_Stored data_

>> BEGIN

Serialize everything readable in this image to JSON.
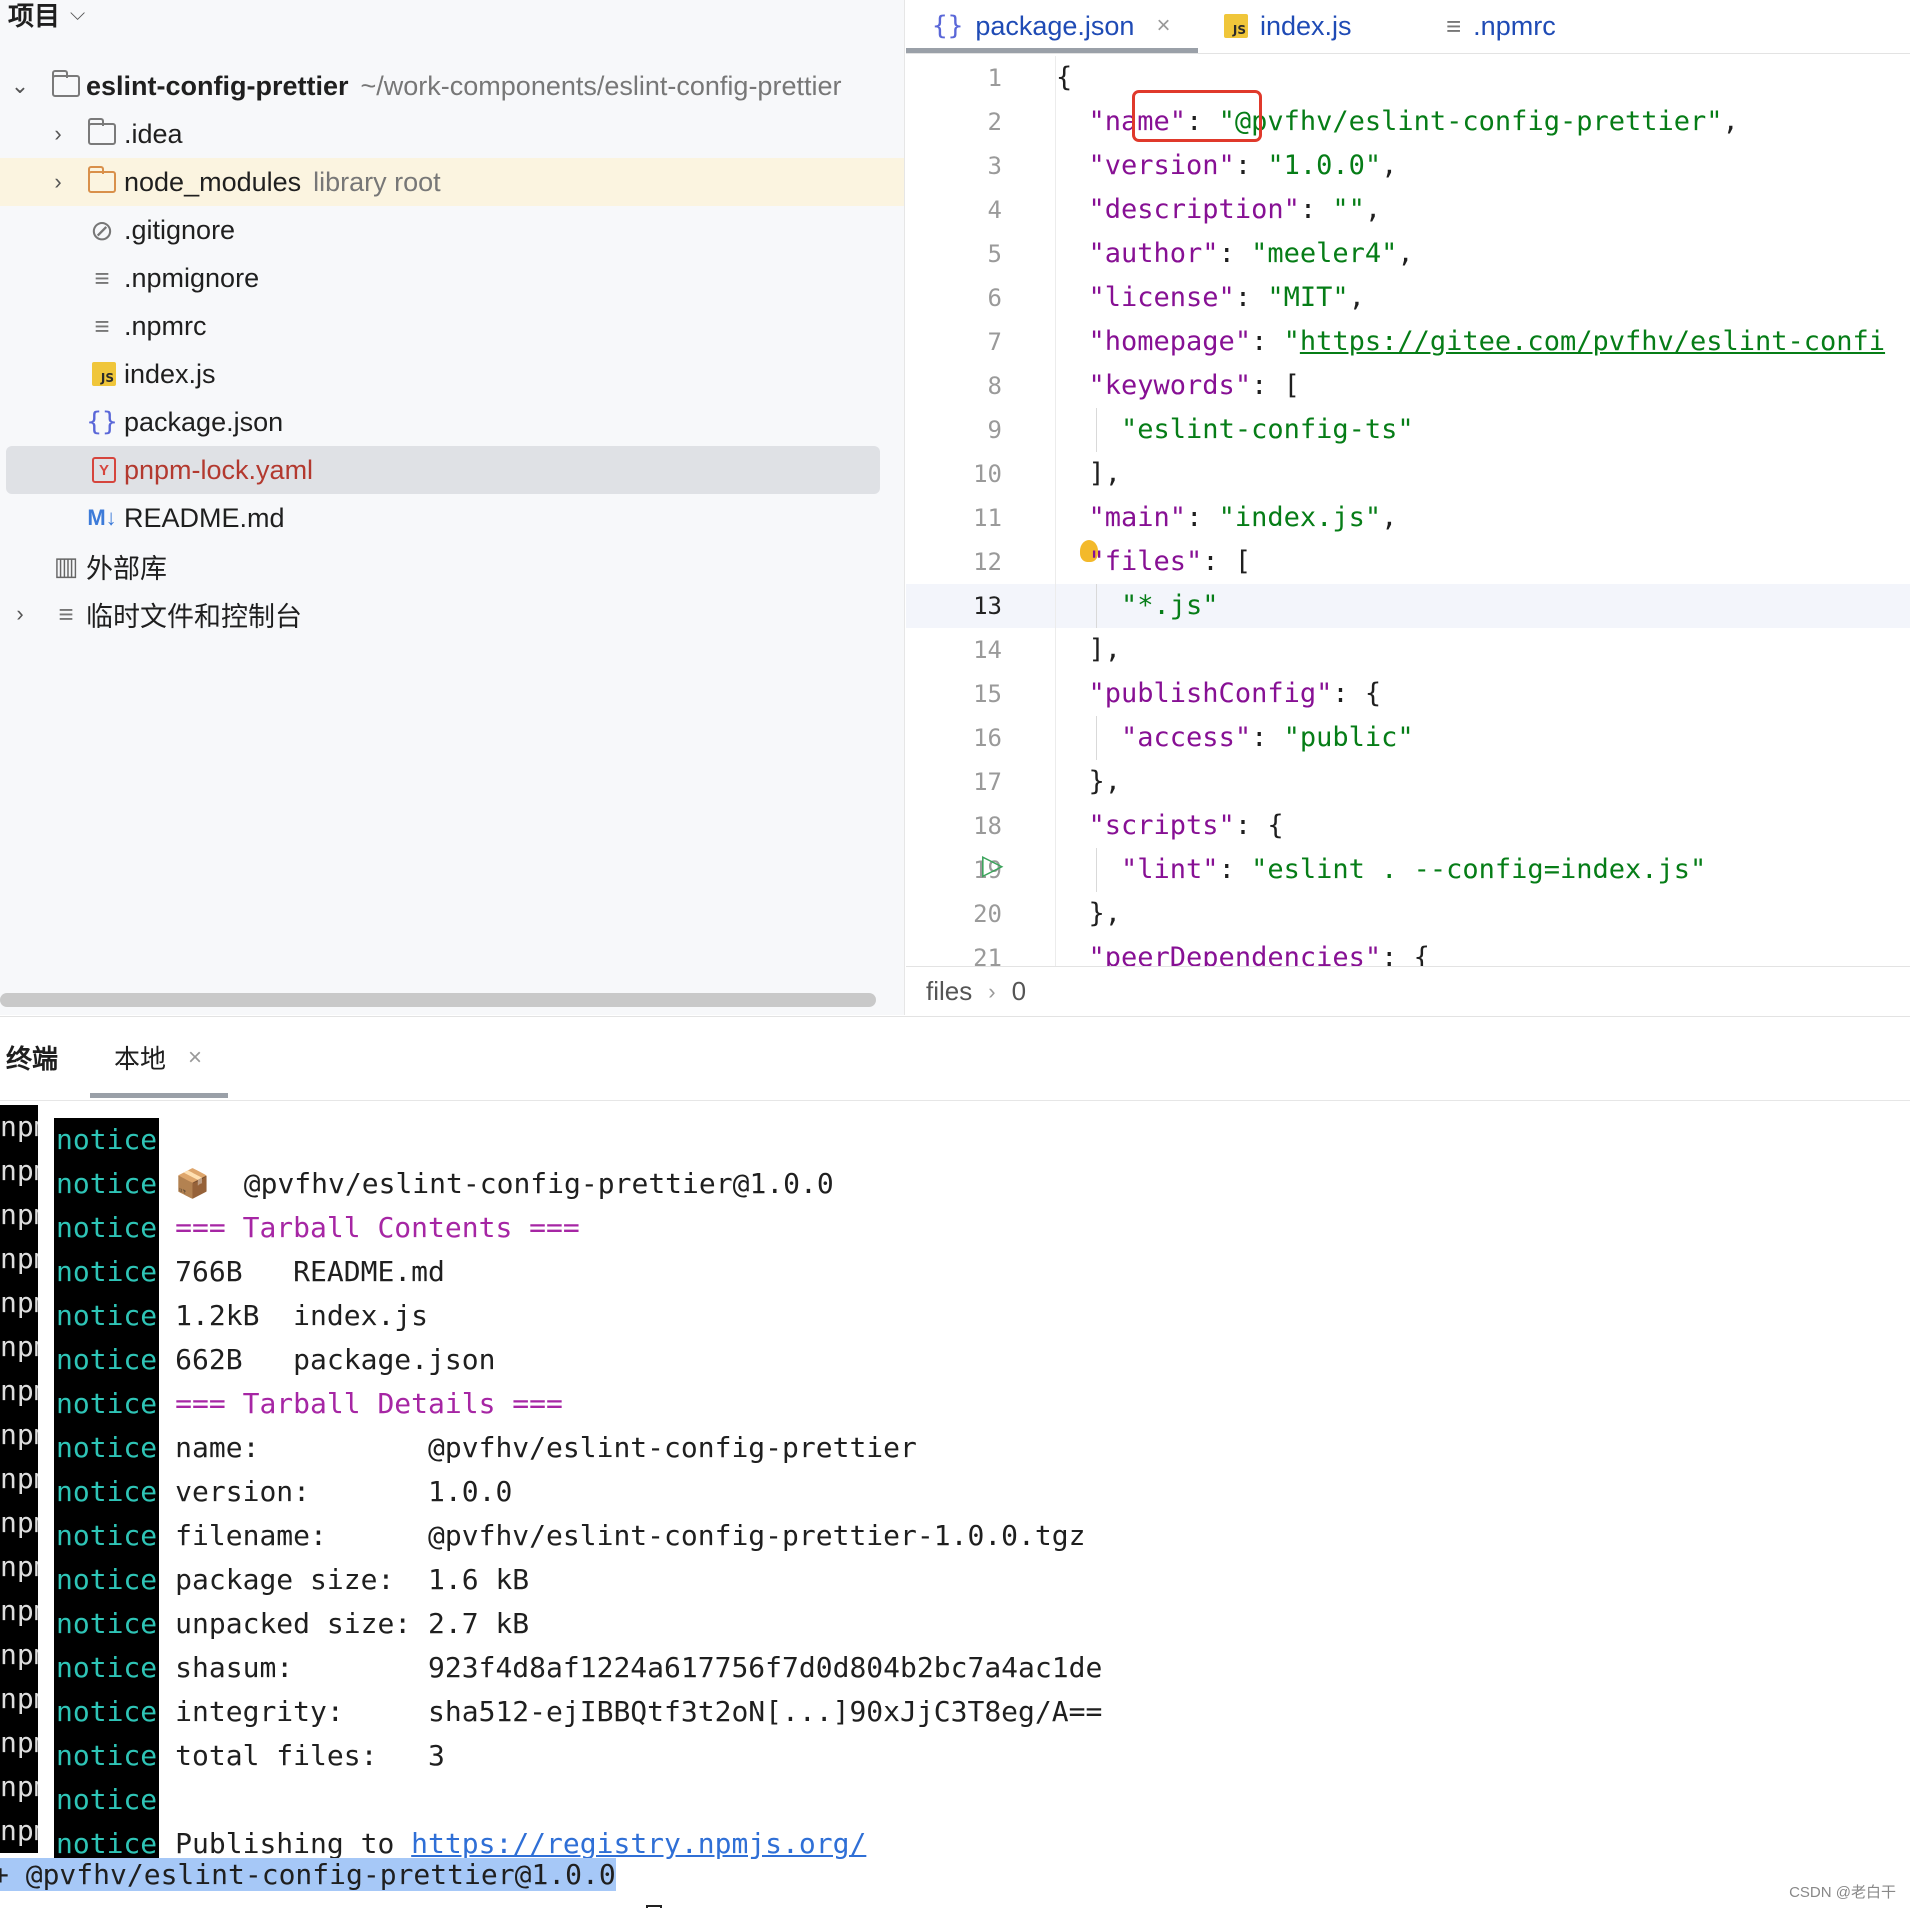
{
  "project": {
    "header": "项目",
    "root": {
      "name": "eslint-config-prettier",
      "path": "~/work-components/eslint-config-prettier"
    },
    "items": [
      {
        "label": ".idea",
        "hint": ""
      },
      {
        "label": "node_modules",
        "hint": "library root"
      },
      {
        "label": ".gitignore",
        "hint": ""
      },
      {
        "label": ".npmignore",
        "hint": ""
      },
      {
        "label": ".npmrc",
        "hint": ""
      },
      {
        "label": "index.js",
        "hint": ""
      },
      {
        "label": "package.json",
        "hint": ""
      },
      {
        "label": "pnpm-lock.yaml",
        "hint": ""
      },
      {
        "label": "README.md",
        "hint": ""
      }
    ],
    "external_libs": "外部库",
    "scratches": "临时文件和控制台"
  },
  "editor": {
    "tabs": [
      {
        "label": "package.json",
        "icon": "braces-icon",
        "active": true
      },
      {
        "label": "index.js",
        "icon": "js-icon",
        "active": false
      },
      {
        "label": ".npmrc",
        "icon": "lines-icon",
        "active": false
      }
    ],
    "line_numbers": [
      "1",
      "2",
      "3",
      "4",
      "5",
      "6",
      "7",
      "8",
      "9",
      "10",
      "11",
      "12",
      "13",
      "14",
      "15",
      "16",
      "17",
      "18",
      "19",
      "20",
      "21"
    ],
    "current_line": 13,
    "code": {
      "l2k": "\"name\"",
      "l2v1": "\"@pvfhv",
      "l2v2": "/eslint-config-prettier\"",
      "l3k": "\"version\"",
      "l3v": "\"1.0.0\"",
      "l4k": "\"description\"",
      "l4v": "\"\"",
      "l5k": "\"author\"",
      "l5v": "\"meeler4\"",
      "l6k": "\"license\"",
      "l6v": "\"MIT\"",
      "l7k": "\"homepage\"",
      "l7q": "\"",
      "l7v": "https://gitee.com/pvfhv/eslint-confi",
      "l8k": "\"keywords\"",
      "l9v": "\"eslint-config-ts\"",
      "l11k": "\"main\"",
      "l11v": "\"index.js\"",
      "l12k": "\"files\"",
      "l13v": "\"*.js\"",
      "l15k": "\"publishConfig\"",
      "l16k": "\"access\"",
      "l16v": "\"public\"",
      "l18k": "\"scripts\"",
      "l19k": "\"lint\"",
      "l19v": "\"eslint . --config=index.js\"",
      "l21k": "\"peerDependencies\""
    },
    "breadcrumb": [
      "files",
      "0"
    ]
  },
  "terminal": {
    "title": "终端",
    "tab": "本地",
    "prefix_npm": "npm",
    "prefix_notice": "notice",
    "lines": [
      "",
      "📦  @pvfhv/eslint-config-prettier@1.0.0",
      "=== Tarball Contents ===",
      "766B   README.md",
      "1.2kB  index.js",
      "662B   package.json",
      "=== Tarball Details ===",
      "name:          @pvfhv/eslint-config-prettier",
      "version:       1.0.0",
      "filename:      @pvfhv/eslint-config-prettier-1.0.0.tgz",
      "package size:  1.6 kB",
      "unpacked size: 2.7 kB",
      "shasum:        923f4d8af1224a617756f7d0d804b2bc7a4ac1de",
      "integrity:     sha512-ejIBBQtf3t2oN[...]90xJjC3T8eg/A==",
      "total files:   3",
      "",
      "Publishing to "
    ],
    "publish_url": "https://registry.npmjs.org/",
    "result": "+ @pvfhv/eslint-config-prettier@1.0.0",
    "watermark": "CSDN @老白干"
  }
}
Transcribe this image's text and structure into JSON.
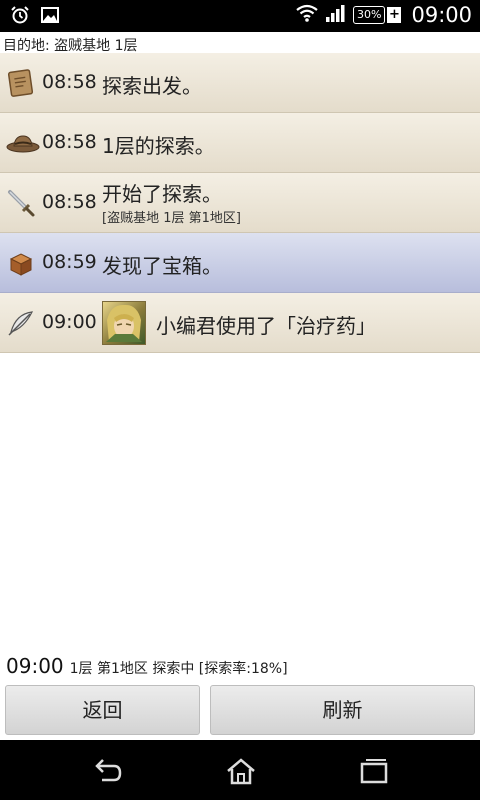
{
  "status_bar": {
    "time": "09:00",
    "battery": "30%",
    "icons": [
      "alarm-icon",
      "image-icon",
      "wifi-icon",
      "signal-icon",
      "battery-icon"
    ]
  },
  "destination": "目的地: 盗贼基地 1层",
  "log": [
    {
      "icon": "map-icon",
      "time": "08:58",
      "text": "探索出发。"
    },
    {
      "icon": "hat-icon",
      "time": "08:58",
      "text": "1层的探索。"
    },
    {
      "icon": "sword-icon",
      "time": "08:58",
      "text": "开始了探索。",
      "sub": "[盗贼基地 1层 第1地区]"
    },
    {
      "icon": "treasure-chest-icon",
      "time": "08:59",
      "text": "发现了宝箱。",
      "highlight": true
    },
    {
      "icon": "feather-icon",
      "time": "09:00",
      "text": "小编君使用了「治疗药」",
      "avatar": "character-avatar"
    }
  ],
  "footer": {
    "time": "09:00",
    "info": "1层 第1地区 探索中 [探索率:18%]"
  },
  "buttons": {
    "back": "返回",
    "refresh": "刷新"
  },
  "nav": {
    "icons": [
      "back-nav-icon",
      "home-nav-icon",
      "recent-apps-icon"
    ]
  }
}
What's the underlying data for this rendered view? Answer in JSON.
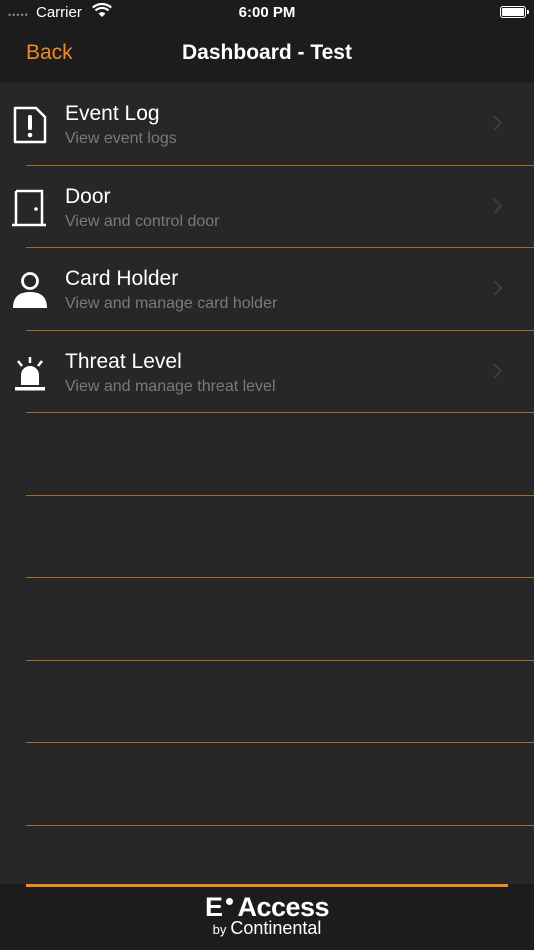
{
  "status_bar": {
    "carrier": "Carrier",
    "time": "6:00 PM",
    "signal_icon": "signal-dots-icon",
    "wifi_icon": "wifi-icon",
    "battery_icon": "battery-icon"
  },
  "nav": {
    "back_label": "Back",
    "title": "Dashboard - Test"
  },
  "menu": {
    "items": [
      {
        "title": "Event Log",
        "subtitle": "View event logs",
        "icon": "alert-document-icon"
      },
      {
        "title": "Door",
        "subtitle": "View and control door",
        "icon": "door-icon"
      },
      {
        "title": "Card Holder",
        "subtitle": "View and manage card holder",
        "icon": "person-icon"
      },
      {
        "title": "Threat Level",
        "subtitle": "View and manage threat level",
        "icon": "siren-icon"
      }
    ]
  },
  "footer": {
    "logo_main_left": "E",
    "logo_main_right": "Access",
    "logo_by": "by",
    "logo_company": "Continental"
  },
  "colors": {
    "accent": "#ef8a1c",
    "background": "#272727",
    "bar": "#1c1c1c",
    "separator": "#a86a22",
    "subtitle": "#7a7a7a"
  }
}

>> END

_What the exercise asks_
Print the full listing exactly, dropping the pictures.

_Finished exercise_
Serialize everything readable in this image to JSON.
{
  "project": {
    "header": "项目",
    "root": {
      "name": "eslint-config-prettier",
      "path": "~/work-components/eslint-config-prettier"
    },
    "items": [
      {
        "label": ".idea",
        "hint": ""
      },
      {
        "label": "node_modules",
        "hint": "library root"
      },
      {
        "label": ".gitignore",
        "hint": ""
      },
      {
        "label": ".npmignore",
        "hint": ""
      },
      {
        "label": ".npmrc",
        "hint": ""
      },
      {
        "label": "index.js",
        "hint": ""
      },
      {
        "label": "package.json",
        "hint": ""
      },
      {
        "label": "pnpm-lock.yaml",
        "hint": ""
      },
      {
        "label": "README.md",
        "hint": ""
      }
    ],
    "external_libs": "外部库",
    "scratches": "临时文件和控制台"
  },
  "editor": {
    "tabs": [
      {
        "label": "package.json",
        "icon": "braces-icon",
        "active": true
      },
      {
        "label": "index.js",
        "icon": "js-icon",
        "active": false
      },
      {
        "label": ".npmrc",
        "icon": "lines-icon",
        "active": false
      }
    ],
    "line_numbers": [
      "1",
      "2",
      "3",
      "4",
      "5",
      "6",
      "7",
      "8",
      "9",
      "10",
      "11",
      "12",
      "13",
      "14",
      "15",
      "16",
      "17",
      "18",
      "19",
      "20",
      "21"
    ],
    "current_line": 13,
    "code": {
      "l2k": "\"name\"",
      "l2v1": "\"@pvfhv",
      "l2v2": "/eslint-config-prettier\"",
      "l3k": "\"version\"",
      "l3v": "\"1.0.0\"",
      "l4k": "\"description\"",
      "l4v": "\"\"",
      "l5k": "\"author\"",
      "l5v": "\"meeler4\"",
      "l6k": "\"license\"",
      "l6v": "\"MIT\"",
      "l7k": "\"homepage\"",
      "l7q": "\"",
      "l7v": "https://gitee.com/pvfhv/eslint-confi",
      "l8k": "\"keywords\"",
      "l9v": "\"eslint-config-ts\"",
      "l11k": "\"main\"",
      "l11v": "\"index.js\"",
      "l12k": "\"files\"",
      "l13v": "\"*.js\"",
      "l15k": "\"publishConfig\"",
      "l16k": "\"access\"",
      "l16v": "\"public\"",
      "l18k": "\"scripts\"",
      "l19k": "\"lint\"",
      "l19v": "\"eslint . --config=index.js\"",
      "l21k": "\"peerDependencies\""
    },
    "breadcrumb": [
      "files",
      "0"
    ]
  },
  "terminal": {
    "title": "终端",
    "tab": "本地",
    "prefix_npm": "npm",
    "prefix_notice": "notice",
    "lines": [
      "",
      "📦  @pvfhv/eslint-config-prettier@1.0.0",
      "=== Tarball Contents ===",
      "766B   README.md",
      "1.2kB  index.js",
      "662B   package.json",
      "=== Tarball Details ===",
      "name:          @pvfhv/eslint-config-prettier",
      "version:       1.0.0",
      "filename:      @pvfhv/eslint-config-prettier-1.0.0.tgz",
      "package size:  1.6 kB",
      "unpacked size: 2.7 kB",
      "shasum:        923f4d8af1224a617756f7d0d804b2bc7a4ac1de",
      "integrity:     sha512-ejIBBQtf3t2oN[...]90xJjC3T8eg/A==",
      "total files:   3",
      "",
      "Publishing to "
    ],
    "publish_url": "https://registry.npmjs.org/",
    "result": "+ @pvfhv/eslint-config-prettier@1.0.0",
    "watermark": "CSDN @老白干"
  }
}
Transcribe this image's text and structure into JSON.
{
  "status_bar": {
    "time": "09:00",
    "battery": "30%",
    "icons": [
      "alarm-icon",
      "image-icon",
      "wifi-icon",
      "signal-icon",
      "battery-icon"
    ]
  },
  "destination": "目的地: 盗贼基地 1层",
  "log": [
    {
      "icon": "map-icon",
      "time": "08:58",
      "text": "探索出发。"
    },
    {
      "icon": "hat-icon",
      "time": "08:58",
      "text": "1层的探索。"
    },
    {
      "icon": "sword-icon",
      "time": "08:58",
      "text": "开始了探索。",
      "sub": "[盗贼基地 1层 第1地区]"
    },
    {
      "icon": "treasure-chest-icon",
      "time": "08:59",
      "text": "发现了宝箱。",
      "highlight": true
    },
    {
      "icon": "feather-icon",
      "time": "09:00",
      "text": "小编君使用了「治疗药」",
      "avatar": "character-avatar"
    }
  ],
  "footer": {
    "time": "09:00",
    "info": "1层 第1地区 探索中 [探索率:18%]"
  },
  "buttons": {
    "back": "返回",
    "refresh": "刷新"
  },
  "nav": {
    "icons": [
      "back-nav-icon",
      "home-nav-icon",
      "recent-apps-icon"
    ]
  }
}
What's the underlying data for this rendered view? Answer in JSON.
{
  "status_bar": {
    "carrier": "Carrier",
    "time": "6:00 PM",
    "signal_icon": "signal-dots-icon",
    "wifi_icon": "wifi-icon",
    "battery_icon": "battery-icon"
  },
  "nav": {
    "back_label": "Back",
    "title": "Dashboard - Test"
  },
  "menu": {
    "items": [
      {
        "title": "Event Log",
        "subtitle": "View event logs",
        "icon": "alert-document-icon"
      },
      {
        "title": "Door",
        "subtitle": "View and control door",
        "icon": "door-icon"
      },
      {
        "title": "Card Holder",
        "subtitle": "View and manage card holder",
        "icon": "person-icon"
      },
      {
        "title": "Threat Level",
        "subtitle": "View and manage threat level",
        "icon": "siren-icon"
      }
    ]
  },
  "footer": {
    "logo_main_left": "E",
    "logo_main_right": "Access",
    "logo_by": "by",
    "logo_company": "Continental"
  },
  "colors": {
    "accent": "#ef8a1c",
    "background": "#272727",
    "bar": "#1c1c1c",
    "separator": "#a86a22",
    "subtitle": "#7a7a7a"
  }
}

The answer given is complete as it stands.